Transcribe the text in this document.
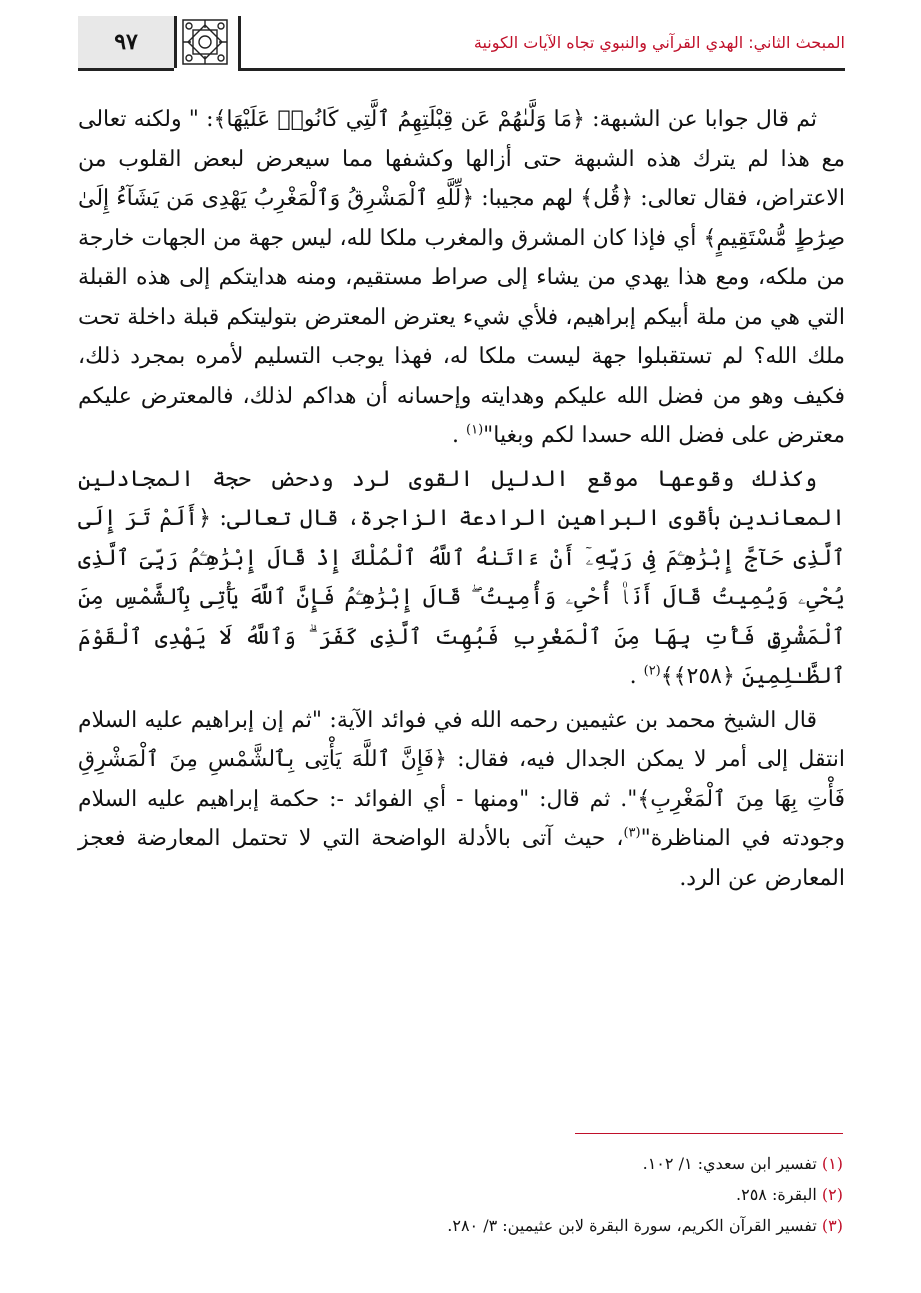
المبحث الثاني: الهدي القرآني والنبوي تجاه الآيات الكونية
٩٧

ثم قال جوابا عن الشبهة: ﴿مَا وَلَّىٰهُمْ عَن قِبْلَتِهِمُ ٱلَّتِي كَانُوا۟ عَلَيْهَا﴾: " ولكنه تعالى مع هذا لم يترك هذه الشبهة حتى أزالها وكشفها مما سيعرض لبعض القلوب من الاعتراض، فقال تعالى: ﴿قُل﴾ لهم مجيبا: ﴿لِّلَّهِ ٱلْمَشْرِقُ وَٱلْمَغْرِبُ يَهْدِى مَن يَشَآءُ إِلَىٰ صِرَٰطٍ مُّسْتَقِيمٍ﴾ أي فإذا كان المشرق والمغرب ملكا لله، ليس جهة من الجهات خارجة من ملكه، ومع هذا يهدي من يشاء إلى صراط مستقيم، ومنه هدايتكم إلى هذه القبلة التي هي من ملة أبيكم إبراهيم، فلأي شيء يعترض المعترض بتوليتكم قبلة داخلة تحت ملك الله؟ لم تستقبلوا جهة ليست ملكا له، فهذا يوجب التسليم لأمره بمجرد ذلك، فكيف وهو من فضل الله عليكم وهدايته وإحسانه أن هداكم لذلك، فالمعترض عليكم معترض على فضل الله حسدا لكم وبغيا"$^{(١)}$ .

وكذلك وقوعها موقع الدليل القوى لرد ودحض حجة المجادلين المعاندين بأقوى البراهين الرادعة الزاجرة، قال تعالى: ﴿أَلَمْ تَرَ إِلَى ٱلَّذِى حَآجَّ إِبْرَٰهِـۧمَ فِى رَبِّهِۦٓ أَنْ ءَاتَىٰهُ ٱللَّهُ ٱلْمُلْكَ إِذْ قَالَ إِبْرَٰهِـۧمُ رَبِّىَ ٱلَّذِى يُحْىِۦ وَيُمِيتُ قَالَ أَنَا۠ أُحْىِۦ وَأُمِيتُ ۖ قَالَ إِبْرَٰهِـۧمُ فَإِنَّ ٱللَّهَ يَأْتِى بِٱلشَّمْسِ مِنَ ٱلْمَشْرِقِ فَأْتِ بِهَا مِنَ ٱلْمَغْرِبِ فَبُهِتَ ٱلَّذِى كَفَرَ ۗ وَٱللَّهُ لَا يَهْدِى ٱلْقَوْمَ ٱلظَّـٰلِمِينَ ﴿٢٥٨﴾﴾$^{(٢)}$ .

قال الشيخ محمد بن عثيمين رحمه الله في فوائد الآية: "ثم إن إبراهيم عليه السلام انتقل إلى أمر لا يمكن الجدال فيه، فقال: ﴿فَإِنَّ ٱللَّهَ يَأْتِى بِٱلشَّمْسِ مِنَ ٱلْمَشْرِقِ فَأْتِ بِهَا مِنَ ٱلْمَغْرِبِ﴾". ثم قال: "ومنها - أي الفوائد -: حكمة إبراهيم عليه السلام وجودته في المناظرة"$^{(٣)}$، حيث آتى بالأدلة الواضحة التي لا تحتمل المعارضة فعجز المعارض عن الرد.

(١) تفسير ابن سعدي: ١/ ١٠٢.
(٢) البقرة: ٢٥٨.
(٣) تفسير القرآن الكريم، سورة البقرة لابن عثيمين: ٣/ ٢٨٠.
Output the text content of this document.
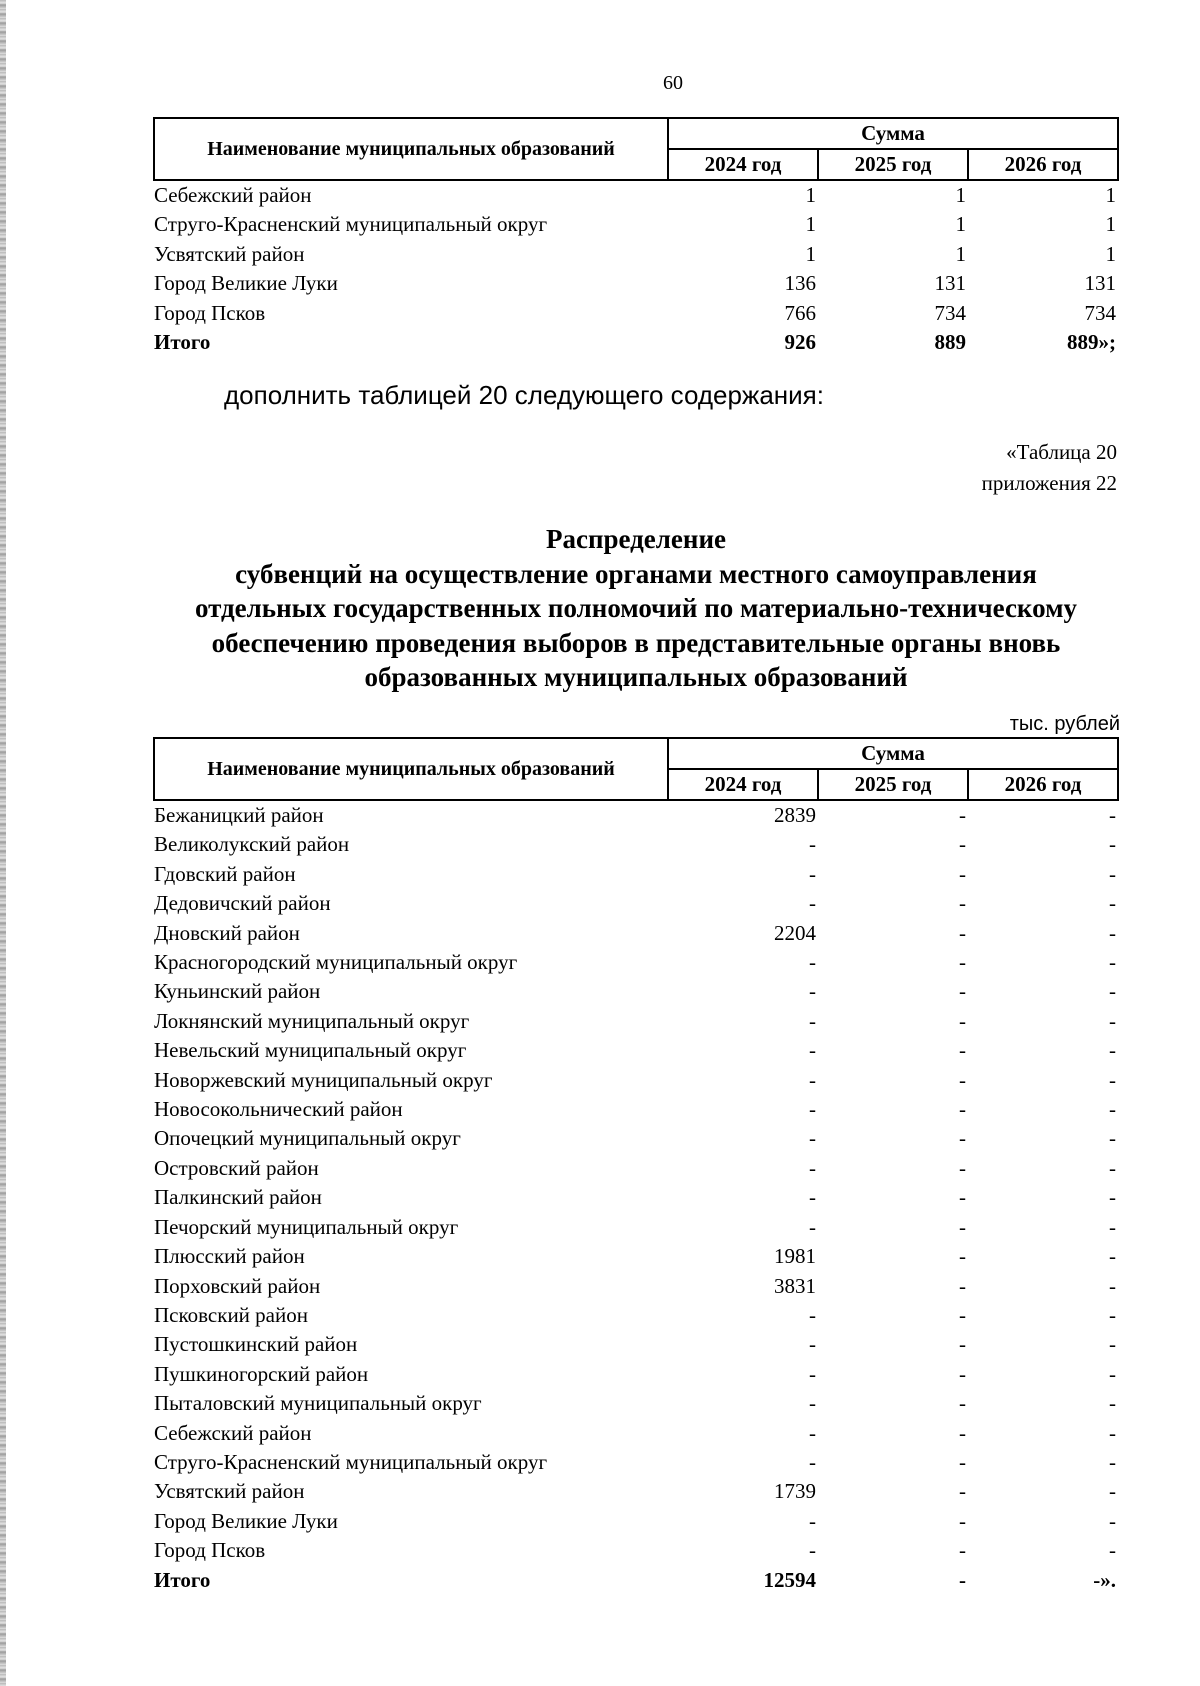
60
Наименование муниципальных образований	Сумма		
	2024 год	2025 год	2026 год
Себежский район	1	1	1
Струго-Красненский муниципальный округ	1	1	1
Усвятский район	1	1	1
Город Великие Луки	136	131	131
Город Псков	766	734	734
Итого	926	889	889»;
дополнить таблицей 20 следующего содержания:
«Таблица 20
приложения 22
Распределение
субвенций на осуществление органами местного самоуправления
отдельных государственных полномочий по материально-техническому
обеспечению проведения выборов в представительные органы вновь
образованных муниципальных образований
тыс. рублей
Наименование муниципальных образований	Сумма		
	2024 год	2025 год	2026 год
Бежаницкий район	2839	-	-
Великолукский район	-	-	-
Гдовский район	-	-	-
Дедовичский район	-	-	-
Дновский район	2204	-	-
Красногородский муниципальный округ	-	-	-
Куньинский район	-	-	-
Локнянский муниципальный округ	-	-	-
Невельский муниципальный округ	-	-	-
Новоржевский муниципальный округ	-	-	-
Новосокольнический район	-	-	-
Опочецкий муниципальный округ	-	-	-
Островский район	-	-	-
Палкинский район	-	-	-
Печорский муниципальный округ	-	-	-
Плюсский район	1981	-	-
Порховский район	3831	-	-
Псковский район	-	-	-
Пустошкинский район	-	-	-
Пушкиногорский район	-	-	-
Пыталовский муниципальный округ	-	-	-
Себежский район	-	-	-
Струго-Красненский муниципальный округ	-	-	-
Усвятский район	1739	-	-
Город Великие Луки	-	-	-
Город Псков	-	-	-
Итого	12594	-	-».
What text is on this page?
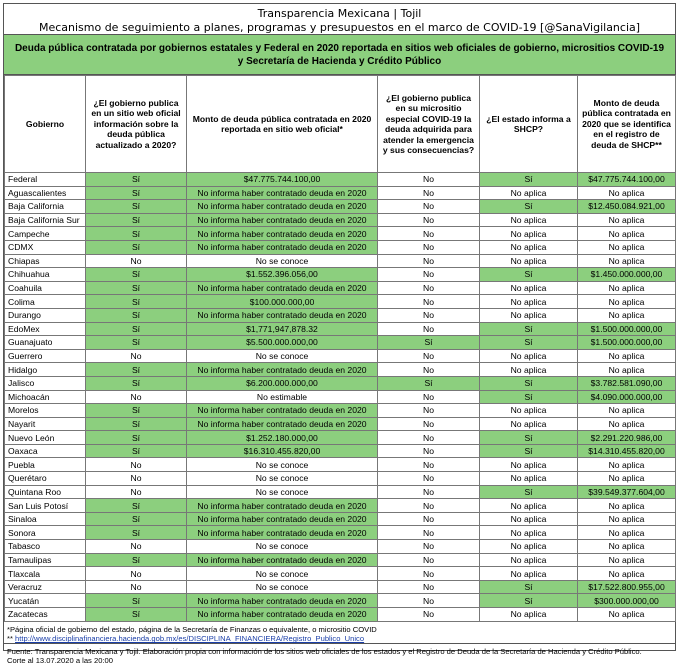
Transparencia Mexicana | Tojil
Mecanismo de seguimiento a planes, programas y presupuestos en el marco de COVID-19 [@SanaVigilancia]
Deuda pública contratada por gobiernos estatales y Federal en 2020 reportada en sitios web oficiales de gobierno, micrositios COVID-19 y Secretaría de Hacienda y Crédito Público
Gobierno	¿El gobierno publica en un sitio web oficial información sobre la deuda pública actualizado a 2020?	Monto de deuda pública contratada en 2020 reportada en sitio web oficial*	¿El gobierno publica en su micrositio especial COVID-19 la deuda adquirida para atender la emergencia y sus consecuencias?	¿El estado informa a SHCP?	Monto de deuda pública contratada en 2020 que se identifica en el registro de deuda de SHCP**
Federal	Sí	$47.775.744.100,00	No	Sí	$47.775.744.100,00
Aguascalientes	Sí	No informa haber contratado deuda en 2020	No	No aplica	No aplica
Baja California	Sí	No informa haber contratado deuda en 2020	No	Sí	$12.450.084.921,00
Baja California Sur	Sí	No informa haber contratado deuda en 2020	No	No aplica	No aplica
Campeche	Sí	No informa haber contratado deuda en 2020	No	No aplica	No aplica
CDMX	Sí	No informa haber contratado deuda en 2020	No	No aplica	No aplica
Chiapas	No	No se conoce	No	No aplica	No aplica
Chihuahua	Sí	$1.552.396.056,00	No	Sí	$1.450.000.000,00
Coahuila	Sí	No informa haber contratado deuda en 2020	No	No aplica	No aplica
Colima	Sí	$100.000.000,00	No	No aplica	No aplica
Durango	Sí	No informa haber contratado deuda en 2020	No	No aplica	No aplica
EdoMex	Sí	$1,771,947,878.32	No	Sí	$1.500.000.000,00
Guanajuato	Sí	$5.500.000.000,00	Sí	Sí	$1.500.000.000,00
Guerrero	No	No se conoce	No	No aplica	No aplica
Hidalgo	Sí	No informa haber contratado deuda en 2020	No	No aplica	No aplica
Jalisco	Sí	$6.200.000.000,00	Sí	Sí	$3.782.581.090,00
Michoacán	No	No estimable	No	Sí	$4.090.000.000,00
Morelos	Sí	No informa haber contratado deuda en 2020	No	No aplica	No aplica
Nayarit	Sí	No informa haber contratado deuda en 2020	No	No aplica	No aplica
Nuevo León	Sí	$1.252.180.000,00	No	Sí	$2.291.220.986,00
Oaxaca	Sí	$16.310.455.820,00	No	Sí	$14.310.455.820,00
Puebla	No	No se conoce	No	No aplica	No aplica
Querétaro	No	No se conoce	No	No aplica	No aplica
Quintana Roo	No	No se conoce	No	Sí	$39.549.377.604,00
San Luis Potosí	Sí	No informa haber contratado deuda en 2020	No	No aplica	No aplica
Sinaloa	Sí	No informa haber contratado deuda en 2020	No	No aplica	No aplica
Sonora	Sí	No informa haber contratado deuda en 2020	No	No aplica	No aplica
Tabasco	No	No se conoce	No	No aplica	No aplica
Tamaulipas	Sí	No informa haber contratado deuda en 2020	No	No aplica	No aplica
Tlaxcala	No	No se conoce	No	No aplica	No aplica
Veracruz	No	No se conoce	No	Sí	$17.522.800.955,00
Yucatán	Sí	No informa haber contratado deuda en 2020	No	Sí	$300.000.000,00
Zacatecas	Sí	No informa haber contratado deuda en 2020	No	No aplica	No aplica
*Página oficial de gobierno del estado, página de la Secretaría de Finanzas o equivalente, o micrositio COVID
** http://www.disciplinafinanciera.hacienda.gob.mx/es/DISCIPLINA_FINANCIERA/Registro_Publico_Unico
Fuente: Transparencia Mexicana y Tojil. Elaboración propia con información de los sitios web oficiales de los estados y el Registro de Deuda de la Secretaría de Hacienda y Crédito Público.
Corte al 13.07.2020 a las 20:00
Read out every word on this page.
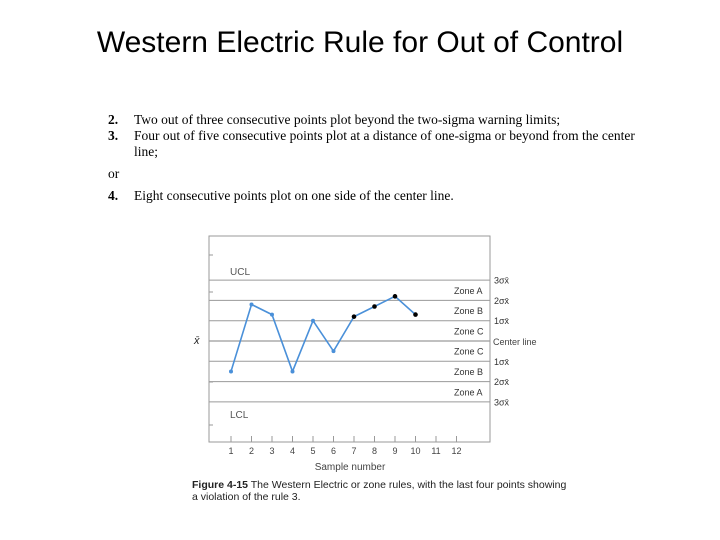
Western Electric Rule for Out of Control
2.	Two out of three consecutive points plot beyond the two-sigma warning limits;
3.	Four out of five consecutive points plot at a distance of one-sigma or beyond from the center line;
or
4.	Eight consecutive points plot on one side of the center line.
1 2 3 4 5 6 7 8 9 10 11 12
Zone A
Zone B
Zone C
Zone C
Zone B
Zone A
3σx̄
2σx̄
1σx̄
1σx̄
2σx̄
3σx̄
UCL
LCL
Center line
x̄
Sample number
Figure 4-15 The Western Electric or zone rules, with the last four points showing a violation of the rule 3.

--- Task to carry out ---
Output exactly the lines from the line with "Read out every word on this page." to the last line of the records, including both, and leave every picture out.

--- Complete response ---
Read out every word on this page.
Western Electric Rule for Out of Control
2.	Two out of three consecutive points plot beyond the two-sigma warning limits;
3.	Four out of five consecutive points plot at a distance of one-sigma or beyond from the center line;
or
4.	Eight consecutive points plot on one side of the center line.
1 2 3 4 5 6 7 8 9 10 11 12
Zone A
Zone B
Zone C
Zone C
Zone B
Zone A
3σx̄
2σx̄
1σx̄
1σx̄
2σx̄
3σx̄
UCL
LCL
Center line
x̄
Sample number
Figure 4-15 The Western Electric or zone rules, with the last four points showing a violation of the rule 3.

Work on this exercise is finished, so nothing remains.